Write out the listing in full, matching it word for word.

Data records:
---

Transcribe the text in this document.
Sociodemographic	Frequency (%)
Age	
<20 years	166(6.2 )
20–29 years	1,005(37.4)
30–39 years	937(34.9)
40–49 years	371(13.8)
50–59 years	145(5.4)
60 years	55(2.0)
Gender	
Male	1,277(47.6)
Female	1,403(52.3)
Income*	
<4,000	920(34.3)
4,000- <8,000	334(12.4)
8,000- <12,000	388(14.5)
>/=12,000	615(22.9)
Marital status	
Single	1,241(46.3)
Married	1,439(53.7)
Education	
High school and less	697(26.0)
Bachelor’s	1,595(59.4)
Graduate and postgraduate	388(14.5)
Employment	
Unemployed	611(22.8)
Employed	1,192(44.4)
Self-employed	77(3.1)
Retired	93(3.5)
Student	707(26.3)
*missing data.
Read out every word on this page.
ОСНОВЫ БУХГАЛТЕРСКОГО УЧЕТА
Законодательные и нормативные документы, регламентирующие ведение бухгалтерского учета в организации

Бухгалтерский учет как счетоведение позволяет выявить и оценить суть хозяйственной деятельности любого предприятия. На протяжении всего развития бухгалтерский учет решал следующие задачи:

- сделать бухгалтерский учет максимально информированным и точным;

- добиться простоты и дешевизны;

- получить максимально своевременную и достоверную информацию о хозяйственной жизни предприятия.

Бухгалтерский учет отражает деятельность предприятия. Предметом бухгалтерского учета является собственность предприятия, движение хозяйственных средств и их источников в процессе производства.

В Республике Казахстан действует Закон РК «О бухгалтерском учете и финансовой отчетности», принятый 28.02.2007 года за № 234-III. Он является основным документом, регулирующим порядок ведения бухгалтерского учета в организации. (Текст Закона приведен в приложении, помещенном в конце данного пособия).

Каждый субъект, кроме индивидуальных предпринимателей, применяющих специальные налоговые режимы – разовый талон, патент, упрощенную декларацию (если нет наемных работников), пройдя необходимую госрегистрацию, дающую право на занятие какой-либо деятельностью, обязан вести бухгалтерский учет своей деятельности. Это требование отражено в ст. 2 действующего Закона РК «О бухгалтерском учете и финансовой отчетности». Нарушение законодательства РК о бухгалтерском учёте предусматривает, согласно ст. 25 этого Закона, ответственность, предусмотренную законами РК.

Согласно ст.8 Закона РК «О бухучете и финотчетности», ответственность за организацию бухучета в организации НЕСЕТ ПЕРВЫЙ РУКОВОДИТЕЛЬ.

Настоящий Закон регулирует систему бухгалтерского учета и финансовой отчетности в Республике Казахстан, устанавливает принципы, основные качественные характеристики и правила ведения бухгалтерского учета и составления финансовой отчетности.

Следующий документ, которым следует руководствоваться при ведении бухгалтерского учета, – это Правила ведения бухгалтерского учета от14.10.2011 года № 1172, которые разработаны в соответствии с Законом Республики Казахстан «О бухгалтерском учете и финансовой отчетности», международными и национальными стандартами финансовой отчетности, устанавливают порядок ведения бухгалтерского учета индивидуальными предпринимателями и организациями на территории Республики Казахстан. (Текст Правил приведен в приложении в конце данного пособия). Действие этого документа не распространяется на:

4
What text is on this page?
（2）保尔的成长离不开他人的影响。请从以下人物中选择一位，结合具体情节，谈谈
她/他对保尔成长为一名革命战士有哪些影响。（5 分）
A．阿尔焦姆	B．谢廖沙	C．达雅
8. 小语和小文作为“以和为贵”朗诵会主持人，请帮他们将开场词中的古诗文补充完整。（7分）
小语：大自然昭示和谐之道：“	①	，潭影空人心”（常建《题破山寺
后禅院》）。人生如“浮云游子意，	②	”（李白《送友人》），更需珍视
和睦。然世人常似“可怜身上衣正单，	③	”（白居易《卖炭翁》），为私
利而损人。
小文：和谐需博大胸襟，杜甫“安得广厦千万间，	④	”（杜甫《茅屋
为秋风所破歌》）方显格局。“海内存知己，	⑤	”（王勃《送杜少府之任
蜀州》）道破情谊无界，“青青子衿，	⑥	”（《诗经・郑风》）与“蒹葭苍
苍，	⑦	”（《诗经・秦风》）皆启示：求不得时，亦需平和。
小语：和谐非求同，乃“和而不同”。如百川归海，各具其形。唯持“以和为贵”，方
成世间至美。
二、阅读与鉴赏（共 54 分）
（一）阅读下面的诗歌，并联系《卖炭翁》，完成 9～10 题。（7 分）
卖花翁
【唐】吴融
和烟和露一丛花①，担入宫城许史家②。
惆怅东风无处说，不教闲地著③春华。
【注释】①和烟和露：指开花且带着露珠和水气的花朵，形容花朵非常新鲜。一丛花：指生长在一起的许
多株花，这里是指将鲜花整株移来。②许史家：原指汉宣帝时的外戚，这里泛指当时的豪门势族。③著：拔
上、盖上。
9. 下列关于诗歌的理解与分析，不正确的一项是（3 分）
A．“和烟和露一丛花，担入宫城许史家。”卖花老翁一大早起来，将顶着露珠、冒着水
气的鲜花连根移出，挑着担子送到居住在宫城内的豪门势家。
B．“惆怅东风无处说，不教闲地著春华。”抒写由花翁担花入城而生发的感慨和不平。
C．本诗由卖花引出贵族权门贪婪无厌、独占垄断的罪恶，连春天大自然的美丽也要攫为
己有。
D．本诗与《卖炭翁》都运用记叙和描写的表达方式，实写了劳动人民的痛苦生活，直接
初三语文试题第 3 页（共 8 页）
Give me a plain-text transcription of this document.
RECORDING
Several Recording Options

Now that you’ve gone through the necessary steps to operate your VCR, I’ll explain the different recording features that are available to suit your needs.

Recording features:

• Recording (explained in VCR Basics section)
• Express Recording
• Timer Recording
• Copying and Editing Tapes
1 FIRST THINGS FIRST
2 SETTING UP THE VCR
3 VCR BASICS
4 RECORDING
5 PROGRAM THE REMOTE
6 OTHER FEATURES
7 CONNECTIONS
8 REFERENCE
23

---

The output:
Transcribe the text in this document.
Sociodemographic	Frequency (%)
Age	
<20 years	166(6.2 )
20–29 years	1,005(37.4)
30–39 years	937(34.9)
40–49 years	371(13.8)
50–59 years	145(5.4)
60 years	55(2.0)
Gender	
Male	1,277(47.6)
Female	1,403(52.3)
Income*	
<4,000	920(34.3)
4,000- <8,000	334(12.4)
8,000- <12,000	388(14.5)
>/=12,000	615(22.9)
Marital status	
Single	1,241(46.3)
Married	1,439(53.7)
Education	
High school and less	697(26.0)
Bachelor’s	1,595(59.4)
Graduate and postgraduate	388(14.5)
Employment	
Unemployed	611(22.8)
Employed	1,192(44.4)
Self-employed	77(3.1)
Retired	93(3.5)
Student	707(26.3)
*missing data.
Read out every word on this page.
ОСНОВЫ БУХГАЛТЕРСКОГО УЧЕТА
Законодательные и нормативные документы, регламентирующие ведение бухгалтерского учета в организации

Бухгалтерский учет как счетоведение позволяет выявить и оценить суть хозяйственной деятельности любого предприятия. На протяжении всего развития бухгалтерский учет решал следующие задачи:

- сделать бухгалтерский учет максимально информированным и точным;

- добиться простоты и дешевизны;

- получить максимально своевременную и достоверную информацию о хозяйственной жизни предприятия.

Бухгалтерский учет отражает деятельность предприятия. Предметом бухгалтерского учета является собственность предприятия, движение хозяйственных средств и их источников в процессе производства.

В Республике Казахстан действует Закон РК «О бухгалтерском учете и финансовой отчетности», принятый 28.02.2007 года за № 234-III. Он является основным документом, регулирующим порядок ведения бухгалтерского учета в организации. (Текст Закона приведен в приложении, помещенном в конце данного пособия).

Каждый субъект, кроме индивидуальных предпринимателей, применяющих специальные налоговые режимы – разовый талон, патент, упрощенную декларацию (если нет наемных работников), пройдя необходимую госрегистрацию, дающую право на занятие какой-либо деятельностью, обязан вести бухгалтерский учет своей деятельности. Это требование отражено в ст. 2 действующего Закона РК «О бухгалтерском учете и финансовой отчетности». Нарушение законодательства РК о бухгалтерском учёте предусматривает, согласно ст. 25 этого Закона, ответственность, предусмотренную законами РК.

Согласно ст.8 Закона РК «О бухучете и финотчетности», ответственность за организацию бухучета в организации НЕСЕТ ПЕРВЫЙ РУКОВОДИТЕЛЬ.

Настоящий Закон регулирует систему бухгалтерского учета и финансовой отчетности в Республике Казахстан, устанавливает принципы, основные качественные характеристики и правила ведения бухгалтерского учета и составления финансовой отчетности.

Следующий документ, которым следует руководствоваться при ведении бухгалтерского учета, – это Правила ведения бухгалтерского учета от14.10.2011 года № 1172, которые разработаны в соответствии с Законом Республики Казахстан «О бухгалтерском учете и финансовой отчетности», международными и национальными стандартами финансовой отчетности, устанавливают порядок ведения бухгалтерского учета индивидуальными предпринимателями и организациями на территории Республики Казахстан. (Текст Правил приведен в приложении в конце данного пособия). Действие этого документа не распространяется на:

4
What text is on this page?
（2）保尔的成长离不开他人的影响。请从以下人物中选择一位，结合具体情节，谈谈
她/他对保尔成长为一名革命战士有哪些影响。（5 分）
A．阿尔焦姆	B．谢廖沙	C．达雅
8. 小语和小文作为“以和为贵”朗诵会主持人，请帮他们将开场词中的古诗文补充完整。（7分）
小语：大自然昭示和谐之道：“	①	，潭影空人心”（常建《题破山寺
后禅院》）。人生如“浮云游子意，	②	”（李白《送友人》），更需珍视
和睦。然世人常似“可怜身上衣正单，	③	”（白居易《卖炭翁》），为私
利而损人。
小文：和谐需博大胸襟，杜甫“安得广厦千万间，	④	”（杜甫《茅屋
为秋风所破歌》）方显格局。“海内存知己，	⑤	”（王勃《送杜少府之任
蜀州》）道破情谊无界，“青青子衿，	⑥	”（《诗经・郑风》）与“蒹葭苍
苍，	⑦	”（《诗经・秦风》）皆启示：求不得时，亦需平和。
小语：和谐非求同，乃“和而不同”。如百川归海，各具其形。唯持“以和为贵”，方
成世间至美。
二、阅读与鉴赏（共 54 分）
（一）阅读下面的诗歌，并联系《卖炭翁》，完成 9～10 题。（7 分）
卖花翁
【唐】吴融
和烟和露一丛花①，担入宫城许史家②。
惆怅东风无处说，不教闲地著③春华。
【注释】①和烟和露：指开花且带着露珠和水气的花朵，形容花朵非常新鲜。一丛花：指生长在一起的许
多株花，这里是指将鲜花整株移来。②许史家：原指汉宣帝时的外戚，这里泛指当时的豪门势族。③著：拔
上、盖上。
9. 下列关于诗歌的理解与分析，不正确的一项是（3 分）
A．“和烟和露一丛花，担入宫城许史家。”卖花老翁一大早起来，将顶着露珠、冒着水
气的鲜花连根移出，挑着担子送到居住在宫城内的豪门势家。
B．“惆怅东风无处说，不教闲地著春华。”抒写由花翁担花入城而生发的感慨和不平。
C．本诗由卖花引出贵族权门贪婪无厌、独占垄断的罪恶，连春天大自然的美丽也要攫为
己有。
D．本诗与《卖炭翁》都运用记叙和描写的表达方式，实写了劳动人民的痛苦生活，直接
初三语文试题第 3 页（共 8 页）
Give me a plain-text transcription of this document.
RECORDING
Several Recording Options

Now that you’ve gone through the necessary steps to operate your VCR, I’ll explain the different recording features that are available to suit your needs.

Recording features:

• Recording (explained in VCR Basics section)
• Express Recording
• Timer Recording
• Copying and Editing Tapes
1 FIRST THINGS FIRST
2 SETTING UP THE VCR
3 VCR BASICS
4 RECORDING
5 PROGRAM THE REMOTE
6 OTHER FEATURES
7 CONNECTIONS
8 REFERENCE
23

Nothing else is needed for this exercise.